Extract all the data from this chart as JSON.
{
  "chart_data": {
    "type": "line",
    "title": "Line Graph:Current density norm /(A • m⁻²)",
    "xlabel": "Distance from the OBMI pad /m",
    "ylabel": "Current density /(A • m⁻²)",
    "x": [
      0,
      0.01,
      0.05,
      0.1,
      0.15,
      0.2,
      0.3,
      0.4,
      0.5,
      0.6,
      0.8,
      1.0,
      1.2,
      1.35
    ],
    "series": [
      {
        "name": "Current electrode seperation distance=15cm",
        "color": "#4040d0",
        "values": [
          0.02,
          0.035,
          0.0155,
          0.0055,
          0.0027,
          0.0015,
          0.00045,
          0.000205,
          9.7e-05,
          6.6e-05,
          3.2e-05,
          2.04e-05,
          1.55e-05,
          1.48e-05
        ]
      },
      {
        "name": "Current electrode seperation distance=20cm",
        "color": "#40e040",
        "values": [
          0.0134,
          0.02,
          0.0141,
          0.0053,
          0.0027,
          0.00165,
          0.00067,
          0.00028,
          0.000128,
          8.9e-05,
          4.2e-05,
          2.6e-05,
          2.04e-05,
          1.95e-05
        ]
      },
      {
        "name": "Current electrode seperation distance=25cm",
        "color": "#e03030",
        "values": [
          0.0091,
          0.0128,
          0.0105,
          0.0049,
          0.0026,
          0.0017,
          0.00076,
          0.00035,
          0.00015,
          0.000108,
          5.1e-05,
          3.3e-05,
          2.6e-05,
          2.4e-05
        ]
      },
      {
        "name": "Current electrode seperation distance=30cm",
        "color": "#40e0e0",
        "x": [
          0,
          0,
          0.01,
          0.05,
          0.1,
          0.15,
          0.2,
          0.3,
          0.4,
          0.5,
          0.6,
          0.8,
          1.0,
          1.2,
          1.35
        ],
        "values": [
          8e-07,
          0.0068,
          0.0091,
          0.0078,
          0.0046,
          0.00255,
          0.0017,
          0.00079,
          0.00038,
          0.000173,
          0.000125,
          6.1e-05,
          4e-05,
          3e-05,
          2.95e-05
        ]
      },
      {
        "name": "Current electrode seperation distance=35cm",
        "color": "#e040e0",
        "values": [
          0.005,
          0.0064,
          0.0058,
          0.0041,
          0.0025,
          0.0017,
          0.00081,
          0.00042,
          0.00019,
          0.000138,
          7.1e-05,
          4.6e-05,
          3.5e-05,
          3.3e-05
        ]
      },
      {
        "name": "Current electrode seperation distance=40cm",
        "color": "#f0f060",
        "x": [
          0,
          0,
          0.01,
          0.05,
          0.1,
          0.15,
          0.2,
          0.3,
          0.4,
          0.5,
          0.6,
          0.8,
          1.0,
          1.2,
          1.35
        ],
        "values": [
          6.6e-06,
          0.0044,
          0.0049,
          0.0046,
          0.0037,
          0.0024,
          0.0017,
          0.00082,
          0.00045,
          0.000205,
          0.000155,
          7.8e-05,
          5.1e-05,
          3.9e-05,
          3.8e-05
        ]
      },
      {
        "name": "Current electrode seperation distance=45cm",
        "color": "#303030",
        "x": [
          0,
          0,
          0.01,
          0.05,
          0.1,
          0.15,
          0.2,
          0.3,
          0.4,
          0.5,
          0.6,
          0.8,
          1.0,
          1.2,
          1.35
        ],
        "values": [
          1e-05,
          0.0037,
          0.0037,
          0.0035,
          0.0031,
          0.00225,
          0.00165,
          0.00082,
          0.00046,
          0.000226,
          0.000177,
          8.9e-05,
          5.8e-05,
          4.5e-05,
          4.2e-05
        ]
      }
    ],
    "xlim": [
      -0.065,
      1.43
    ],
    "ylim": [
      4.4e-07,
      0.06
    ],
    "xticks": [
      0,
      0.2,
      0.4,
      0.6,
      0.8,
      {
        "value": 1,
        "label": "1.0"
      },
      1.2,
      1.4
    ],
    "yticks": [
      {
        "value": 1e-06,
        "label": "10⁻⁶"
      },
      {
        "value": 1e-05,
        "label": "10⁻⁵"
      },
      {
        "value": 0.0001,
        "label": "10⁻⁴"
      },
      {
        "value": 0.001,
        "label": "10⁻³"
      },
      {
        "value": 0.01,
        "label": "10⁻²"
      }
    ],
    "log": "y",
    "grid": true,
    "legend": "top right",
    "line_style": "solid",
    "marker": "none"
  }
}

════════

= What you have to do =
Quote all the records exactly, please, leaving none out.

= Exercise result =
Extract all the data from this chart as JSON.
{
  "chart_data": {
    "type": "line",
    "title": "Line Graph:Current density norm /(A • m⁻²)",
    "xlabel": "Distance from the OBMI pad /m",
    "ylabel": "Current density /(A • m⁻²)",
    "x": [
      0,
      0.01,
      0.05,
      0.1,
      0.15,
      0.2,
      0.3,
      0.4,
      0.5,
      0.6,
      0.8,
      1.0,
      1.2,
      1.35
    ],
    "series": [
      {
        "name": "Current electrode seperation distance=15cm",
        "color": "#4040d0",
        "values": [
          0.02,
          0.035,
          0.0155,
          0.0055,
          0.0027,
          0.0015,
          0.00045,
          0.000205,
          9.7e-05,
          6.6e-05,
          3.2e-05,
          2.04e-05,
          1.55e-05,
          1.48e-05
        ]
      },
      {
        "name": "Current electrode seperation distance=20cm",
        "color": "#40e040",
        "values": [
          0.0134,
          0.02,
          0.0141,
          0.0053,
          0.0027,
          0.00165,
          0.00067,
          0.00028,
          0.000128,
          8.9e-05,
          4.2e-05,
          2.6e-05,
          2.04e-05,
          1.95e-05
        ]
      },
      {
        "name": "Current electrode seperation distance=25cm",
        "color": "#e03030",
        "values": [
          0.0091,
          0.0128,
          0.0105,
          0.0049,
          0.0026,
          0.0017,
          0.00076,
          0.00035,
          0.00015,
          0.000108,
          5.1e-05,
          3.3e-05,
          2.6e-05,
          2.4e-05
        ]
      },
      {
        "name": "Current electrode seperation distance=30cm",
        "color": "#40e0e0",
        "x": [
          0,
          0,
          0.01,
          0.05,
          0.1,
          0.15,
          0.2,
          0.3,
          0.4,
          0.5,
          0.6,
          0.8,
          1.0,
          1.2,
          1.35
        ],
        "values": [
          8e-07,
          0.0068,
          0.0091,
          0.0078,
          0.0046,
          0.00255,
          0.0017,
          0.00079,
          0.00038,
          0.000173,
          0.000125,
          6.1e-05,
          4e-05,
          3e-05,
          2.95e-05
        ]
      },
      {
        "name": "Current electrode seperation distance=35cm",
        "color": "#e040e0",
        "values": [
          0.005,
          0.0064,
          0.0058,
          0.0041,
          0.0025,
          0.0017,
          0.00081,
          0.00042,
          0.00019,
          0.000138,
          7.1e-05,
          4.6e-05,
          3.5e-05,
          3.3e-05
        ]
      },
      {
        "name": "Current electrode seperation distance=40cm",
        "color": "#f0f060",
        "x": [
          0,
          0,
          0.01,
          0.05,
          0.1,
          0.15,
          0.2,
          0.3,
          0.4,
          0.5,
          0.6,
          0.8,
          1.0,
          1.2,
          1.35
        ],
        "values": [
          6.6e-06,
          0.0044,
          0.0049,
          0.0046,
          0.0037,
          0.0024,
          0.0017,
          0.00082,
          0.00045,
          0.000205,
          0.000155,
          7.8e-05,
          5.1e-05,
          3.9e-05,
          3.8e-05
        ]
      },
      {
        "name": "Current electrode seperation distance=45cm",
        "color": "#303030",
        "x": [
          0,
          0,
          0.01,
          0.05,
          0.1,
          0.15,
          0.2,
          0.3,
          0.4,
          0.5,
          0.6,
          0.8,
          1.0,
          1.2,
          1.35
        ],
        "values": [
          1e-05,
          0.0037,
          0.0037,
          0.0035,
          0.0031,
          0.00225,
          0.00165,
          0.00082,
          0.00046,
          0.000226,
          0.000177,
          8.9e-05,
          5.8e-05,
          4.5e-05,
          4.2e-05
        ]
      }
    ],
    "xlim": [
      -0.065,
      1.43
    ],
    "ylim": [
      4.4e-07,
      0.06
    ],
    "xticks": [
      0,
      0.2,
      0.4,
      0.6,
      0.8,
      {
        "value": 1,
        "label": "1.0"
      },
      1.2,
      1.4
    ],
    "yticks": [
      {
        "value": 1e-06,
        "label": "10⁻⁶"
      },
      {
        "value": 1e-05,
        "label": "10⁻⁵"
      },
      {
        "value": 0.0001,
        "label": "10⁻⁴"
      },
      {
        "value": 0.001,
        "label": "10⁻³"
      },
      {
        "value": 0.01,
        "label": "10⁻²"
      }
    ],
    "log": "y",
    "grid": true,
    "legend": "top right",
    "line_style": "solid",
    "marker": "none"
  }
}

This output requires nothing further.